**EXPLORE THE MATERIAL:**
1. Condense the paragraph of the Switch 2 hardware post that begins "Put Switch 2 next to the PS5" into a short bulleted list of its main points.
2. In the Switch 2 hardware post, which UE5 demo is called pretty much the most RT-heavy thing on consoles?
*** SELECTED EXCERPT ***
The new hardware won't match the PS5 or XBSX (or even the XBSS) in raw horsepower on either the CPU or GPU, but it has a much better upscaling solution (DLSS), much better relative RT performance than the RDNA architecture, and potentially much better RT denoising integrated into their upscaling solution if they're using DLSS-RR. So, if you want a demo that plays to Switch 2 strengths, you want to go heavy on the RT and the upscaling. The UE5 Matrix demo is pretty much the most RT-heavy thing on consoles, and I think it's the only UE5 software on consoles which actually uses hardware RT Lumen (Immortals of Aveum might, but either way it's not a great showcase). Switch 2's better RT hardware means it's, relatively, taking a much smaller hit to run Lumen with full hardware RT, doubly so if it's using DLSS-RR and can get away with lower ray counts. Then, on top of that, DLSS itself will produce much better results than Epic's TSR. Digital Foundry noted that XBSS had "very chunky artefacts" on the demo (at approx 4x scaling), and you can push DLSS pretty hard without it getting "very chunky".
Put Switch 2 next to the PS5 or XBSX in a pure native res benchmark with no RT and it will obviously look a lot worse. Crank up the RT (which PS5 and XBSX are relatively bad at, and Switch 2 is relatively good at) and temporal upscaling (again, benefitting Switch 2), and you can close the gap a lot. I have no doubt the PS5 version of the demo looks better side-by-side than Switch 2, but if they can get results with are anywhere near the ballpark of the far more power hungry home consoles, then that's a win.
A lot of people think that because Switch 2 is a hybrid it's necessarily in Nintendo's interests to hold back on ray tracing (or even disable it in handheld mode, as I've heard suggested a few times), but the reality is the opposite. Nintendo now has the best RT hardware in the console space, and will do for the rest of the generation, and it's in their interest to push that as hard as possible, particularly when selling the hardware to devs. Relative to its performance in purely rasterised graphics, RT is much cheaper on Switch 2, so the harder you're pushing RT, the better the Switch 2 looks compared to the competition.
*** PROVIDED INFORMATION ***
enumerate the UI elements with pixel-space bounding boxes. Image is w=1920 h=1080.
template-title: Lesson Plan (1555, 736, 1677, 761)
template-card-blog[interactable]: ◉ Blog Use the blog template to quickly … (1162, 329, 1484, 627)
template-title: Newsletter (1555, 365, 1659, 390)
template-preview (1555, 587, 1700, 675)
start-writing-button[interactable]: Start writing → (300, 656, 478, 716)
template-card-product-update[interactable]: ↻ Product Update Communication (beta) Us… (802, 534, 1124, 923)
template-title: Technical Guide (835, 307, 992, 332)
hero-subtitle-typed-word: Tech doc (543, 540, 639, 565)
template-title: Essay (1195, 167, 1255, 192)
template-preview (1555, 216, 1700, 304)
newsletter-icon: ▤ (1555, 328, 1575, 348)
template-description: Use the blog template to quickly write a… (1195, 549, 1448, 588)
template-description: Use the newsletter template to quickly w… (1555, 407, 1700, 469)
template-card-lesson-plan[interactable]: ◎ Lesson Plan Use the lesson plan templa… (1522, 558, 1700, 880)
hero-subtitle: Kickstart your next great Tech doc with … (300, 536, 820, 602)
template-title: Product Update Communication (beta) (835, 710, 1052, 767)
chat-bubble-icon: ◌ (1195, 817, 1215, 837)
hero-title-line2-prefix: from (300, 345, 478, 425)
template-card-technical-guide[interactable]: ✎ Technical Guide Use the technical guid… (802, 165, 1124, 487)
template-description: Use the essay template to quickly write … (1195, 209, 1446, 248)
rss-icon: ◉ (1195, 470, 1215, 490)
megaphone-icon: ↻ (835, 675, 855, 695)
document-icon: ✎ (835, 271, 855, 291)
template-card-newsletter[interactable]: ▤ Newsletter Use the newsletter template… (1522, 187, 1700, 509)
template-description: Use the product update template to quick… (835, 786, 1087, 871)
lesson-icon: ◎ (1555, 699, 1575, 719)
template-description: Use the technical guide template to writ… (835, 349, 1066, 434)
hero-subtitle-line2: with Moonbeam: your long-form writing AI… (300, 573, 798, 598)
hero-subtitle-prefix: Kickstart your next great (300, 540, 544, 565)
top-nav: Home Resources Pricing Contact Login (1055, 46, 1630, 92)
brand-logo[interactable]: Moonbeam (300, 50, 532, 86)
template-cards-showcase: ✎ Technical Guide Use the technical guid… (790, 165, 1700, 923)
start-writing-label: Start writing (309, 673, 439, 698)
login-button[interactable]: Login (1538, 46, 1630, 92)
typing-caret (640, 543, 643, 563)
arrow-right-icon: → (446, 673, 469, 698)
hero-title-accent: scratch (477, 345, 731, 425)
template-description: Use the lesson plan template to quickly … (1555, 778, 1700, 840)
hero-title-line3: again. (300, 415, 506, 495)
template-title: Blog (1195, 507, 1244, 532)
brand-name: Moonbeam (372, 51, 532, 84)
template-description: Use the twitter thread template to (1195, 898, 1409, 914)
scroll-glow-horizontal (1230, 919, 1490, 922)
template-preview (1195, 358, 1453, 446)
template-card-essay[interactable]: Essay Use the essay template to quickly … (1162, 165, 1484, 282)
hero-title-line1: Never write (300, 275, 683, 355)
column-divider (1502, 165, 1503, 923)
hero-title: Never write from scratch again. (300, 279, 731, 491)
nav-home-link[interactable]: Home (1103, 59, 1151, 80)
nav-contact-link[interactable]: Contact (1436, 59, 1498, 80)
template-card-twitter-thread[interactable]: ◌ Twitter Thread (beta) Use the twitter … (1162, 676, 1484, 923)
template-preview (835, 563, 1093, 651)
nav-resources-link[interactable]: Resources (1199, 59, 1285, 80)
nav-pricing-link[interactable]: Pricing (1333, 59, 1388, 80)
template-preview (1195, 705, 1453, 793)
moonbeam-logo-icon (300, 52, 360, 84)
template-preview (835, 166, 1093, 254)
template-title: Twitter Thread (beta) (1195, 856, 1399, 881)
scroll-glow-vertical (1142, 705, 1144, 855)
***
**RESPONSES TO THE EXERCISE:**
1.
- In a native-resolution benchmark with no ray tracing, Switch 2 would look much worse than the PS5 or XBSX.
- Heavy ray tracing, which PS5 and XBSX are relatively bad at and Switch 2 is relatively good at, can close much of the gap.
- Temporal upscaling also benefits Switch 2 and helps close the gap.
- The PS5 version of the demo likely looks better side by side, but results anywhere near the far more power-hungry home consoles would be a win.

2. The UE5 Matrix demo.